## What is expected
From the listing below, select every line where the word "kind" appears.
** begin Provided records **
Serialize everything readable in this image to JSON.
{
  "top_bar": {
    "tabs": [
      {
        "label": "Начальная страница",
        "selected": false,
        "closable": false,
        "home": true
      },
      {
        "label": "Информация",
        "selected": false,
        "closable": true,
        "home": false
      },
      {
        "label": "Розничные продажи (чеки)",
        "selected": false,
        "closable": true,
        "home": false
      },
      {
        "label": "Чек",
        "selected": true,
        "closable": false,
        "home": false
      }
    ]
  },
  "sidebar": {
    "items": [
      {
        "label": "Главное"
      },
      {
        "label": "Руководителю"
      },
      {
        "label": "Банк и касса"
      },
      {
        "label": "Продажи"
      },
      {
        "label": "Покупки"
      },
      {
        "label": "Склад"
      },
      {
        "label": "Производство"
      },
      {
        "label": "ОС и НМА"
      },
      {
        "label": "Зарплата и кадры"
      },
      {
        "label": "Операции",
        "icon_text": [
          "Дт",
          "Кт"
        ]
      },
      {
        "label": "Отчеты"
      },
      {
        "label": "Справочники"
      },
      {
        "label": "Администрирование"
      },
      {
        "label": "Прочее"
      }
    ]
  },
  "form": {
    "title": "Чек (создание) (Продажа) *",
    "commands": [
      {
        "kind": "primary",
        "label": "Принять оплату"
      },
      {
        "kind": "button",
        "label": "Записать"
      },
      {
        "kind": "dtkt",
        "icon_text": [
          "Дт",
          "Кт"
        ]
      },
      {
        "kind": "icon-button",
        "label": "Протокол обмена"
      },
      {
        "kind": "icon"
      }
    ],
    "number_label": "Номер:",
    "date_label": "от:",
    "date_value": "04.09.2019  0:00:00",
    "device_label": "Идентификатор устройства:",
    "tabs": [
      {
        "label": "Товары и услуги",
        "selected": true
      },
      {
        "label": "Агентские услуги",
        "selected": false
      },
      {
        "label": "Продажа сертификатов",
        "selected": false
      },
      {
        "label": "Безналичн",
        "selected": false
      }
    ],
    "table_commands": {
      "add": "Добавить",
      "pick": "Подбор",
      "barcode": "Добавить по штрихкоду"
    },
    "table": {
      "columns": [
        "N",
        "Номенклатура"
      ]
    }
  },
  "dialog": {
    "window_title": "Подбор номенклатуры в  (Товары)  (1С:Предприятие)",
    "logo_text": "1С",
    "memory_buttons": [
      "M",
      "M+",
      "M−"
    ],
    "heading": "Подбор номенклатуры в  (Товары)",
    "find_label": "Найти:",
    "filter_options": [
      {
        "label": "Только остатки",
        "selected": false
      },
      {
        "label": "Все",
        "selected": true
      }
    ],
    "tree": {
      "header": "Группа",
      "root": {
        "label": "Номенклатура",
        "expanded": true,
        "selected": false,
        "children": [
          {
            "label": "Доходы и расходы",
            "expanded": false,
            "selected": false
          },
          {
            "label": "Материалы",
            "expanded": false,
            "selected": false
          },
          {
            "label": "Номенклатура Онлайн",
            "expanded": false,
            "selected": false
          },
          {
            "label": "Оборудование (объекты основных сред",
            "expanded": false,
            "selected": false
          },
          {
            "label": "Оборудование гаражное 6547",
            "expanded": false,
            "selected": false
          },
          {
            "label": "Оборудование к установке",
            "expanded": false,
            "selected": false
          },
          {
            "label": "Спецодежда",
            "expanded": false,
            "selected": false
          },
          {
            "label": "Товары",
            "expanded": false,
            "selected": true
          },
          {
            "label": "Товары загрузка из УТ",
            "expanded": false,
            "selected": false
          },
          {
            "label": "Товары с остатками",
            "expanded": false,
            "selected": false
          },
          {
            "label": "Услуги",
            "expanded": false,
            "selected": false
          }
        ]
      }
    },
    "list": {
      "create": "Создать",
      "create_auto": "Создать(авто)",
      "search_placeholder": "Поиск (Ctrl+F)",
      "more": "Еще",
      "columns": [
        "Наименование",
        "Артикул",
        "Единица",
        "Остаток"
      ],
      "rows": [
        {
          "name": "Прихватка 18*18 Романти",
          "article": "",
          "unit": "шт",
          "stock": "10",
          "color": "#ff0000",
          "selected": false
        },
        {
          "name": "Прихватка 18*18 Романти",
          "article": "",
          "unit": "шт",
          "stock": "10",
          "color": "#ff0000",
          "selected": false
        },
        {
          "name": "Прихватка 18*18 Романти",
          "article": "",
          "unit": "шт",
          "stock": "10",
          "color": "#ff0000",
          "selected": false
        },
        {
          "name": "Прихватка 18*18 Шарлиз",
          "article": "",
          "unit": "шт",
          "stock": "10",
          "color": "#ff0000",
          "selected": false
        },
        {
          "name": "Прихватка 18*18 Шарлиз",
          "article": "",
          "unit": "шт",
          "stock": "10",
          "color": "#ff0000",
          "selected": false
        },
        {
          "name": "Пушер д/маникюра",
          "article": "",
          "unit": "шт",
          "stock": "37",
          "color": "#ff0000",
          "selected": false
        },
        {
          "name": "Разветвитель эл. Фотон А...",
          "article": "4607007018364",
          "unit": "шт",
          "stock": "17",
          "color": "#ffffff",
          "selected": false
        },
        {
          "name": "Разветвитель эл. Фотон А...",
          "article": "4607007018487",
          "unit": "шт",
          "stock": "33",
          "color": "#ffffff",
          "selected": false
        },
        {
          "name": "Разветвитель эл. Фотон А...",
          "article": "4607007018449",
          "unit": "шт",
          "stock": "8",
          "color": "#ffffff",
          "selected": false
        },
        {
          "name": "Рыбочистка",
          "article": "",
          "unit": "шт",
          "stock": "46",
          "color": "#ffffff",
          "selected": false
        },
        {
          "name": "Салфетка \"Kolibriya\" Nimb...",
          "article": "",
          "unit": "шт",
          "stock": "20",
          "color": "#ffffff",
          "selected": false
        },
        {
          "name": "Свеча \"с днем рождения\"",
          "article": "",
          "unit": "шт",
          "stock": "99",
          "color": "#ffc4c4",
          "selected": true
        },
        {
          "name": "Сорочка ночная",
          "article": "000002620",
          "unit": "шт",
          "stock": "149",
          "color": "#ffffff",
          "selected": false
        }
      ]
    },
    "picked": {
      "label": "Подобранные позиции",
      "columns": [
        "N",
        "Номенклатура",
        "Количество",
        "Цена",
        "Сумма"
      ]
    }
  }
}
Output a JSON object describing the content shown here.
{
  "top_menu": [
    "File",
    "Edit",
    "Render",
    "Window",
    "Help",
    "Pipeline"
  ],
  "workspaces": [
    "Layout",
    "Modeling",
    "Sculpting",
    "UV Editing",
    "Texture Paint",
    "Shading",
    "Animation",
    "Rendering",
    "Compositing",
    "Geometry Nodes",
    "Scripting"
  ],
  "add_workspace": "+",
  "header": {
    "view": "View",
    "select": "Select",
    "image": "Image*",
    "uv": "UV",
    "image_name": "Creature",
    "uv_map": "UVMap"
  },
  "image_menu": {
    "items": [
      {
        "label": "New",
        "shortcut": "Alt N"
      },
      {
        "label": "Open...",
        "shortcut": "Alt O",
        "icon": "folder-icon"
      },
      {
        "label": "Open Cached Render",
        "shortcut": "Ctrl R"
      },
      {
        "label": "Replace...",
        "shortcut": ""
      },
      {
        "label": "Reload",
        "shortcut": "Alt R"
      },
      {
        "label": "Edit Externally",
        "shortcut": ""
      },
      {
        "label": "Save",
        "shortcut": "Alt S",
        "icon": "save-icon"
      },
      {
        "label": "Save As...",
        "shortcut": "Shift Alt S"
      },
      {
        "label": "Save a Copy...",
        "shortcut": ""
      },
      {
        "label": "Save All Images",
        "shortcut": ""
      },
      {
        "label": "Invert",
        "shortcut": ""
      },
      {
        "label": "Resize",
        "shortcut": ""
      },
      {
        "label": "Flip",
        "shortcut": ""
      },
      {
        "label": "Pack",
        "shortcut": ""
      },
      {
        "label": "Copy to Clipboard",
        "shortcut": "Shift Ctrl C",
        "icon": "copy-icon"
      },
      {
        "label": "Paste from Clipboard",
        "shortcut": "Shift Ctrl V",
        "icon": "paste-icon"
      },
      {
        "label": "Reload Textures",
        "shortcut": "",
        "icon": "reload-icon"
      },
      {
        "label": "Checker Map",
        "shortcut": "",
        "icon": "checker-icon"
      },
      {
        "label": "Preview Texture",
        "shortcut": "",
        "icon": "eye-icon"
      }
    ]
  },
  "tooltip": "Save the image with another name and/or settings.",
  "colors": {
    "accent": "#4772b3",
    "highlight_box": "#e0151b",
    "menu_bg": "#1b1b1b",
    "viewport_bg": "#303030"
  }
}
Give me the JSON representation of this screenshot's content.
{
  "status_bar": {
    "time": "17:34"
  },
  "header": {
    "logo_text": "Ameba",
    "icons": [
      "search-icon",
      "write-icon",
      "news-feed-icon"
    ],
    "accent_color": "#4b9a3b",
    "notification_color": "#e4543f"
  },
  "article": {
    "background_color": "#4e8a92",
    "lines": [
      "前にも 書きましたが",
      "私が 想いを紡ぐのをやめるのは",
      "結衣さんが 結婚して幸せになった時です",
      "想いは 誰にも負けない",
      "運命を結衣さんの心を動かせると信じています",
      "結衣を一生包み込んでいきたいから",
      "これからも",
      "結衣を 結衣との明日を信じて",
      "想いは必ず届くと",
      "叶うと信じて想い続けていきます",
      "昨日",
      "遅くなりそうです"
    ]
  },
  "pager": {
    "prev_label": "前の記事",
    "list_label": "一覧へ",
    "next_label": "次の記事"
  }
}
** end Provided records **
## Output for this exercise
        "kind": "primary",
        "kind": "button",
        "kind": "dtkt",
        "kind": "icon-button",
        "kind": "icon"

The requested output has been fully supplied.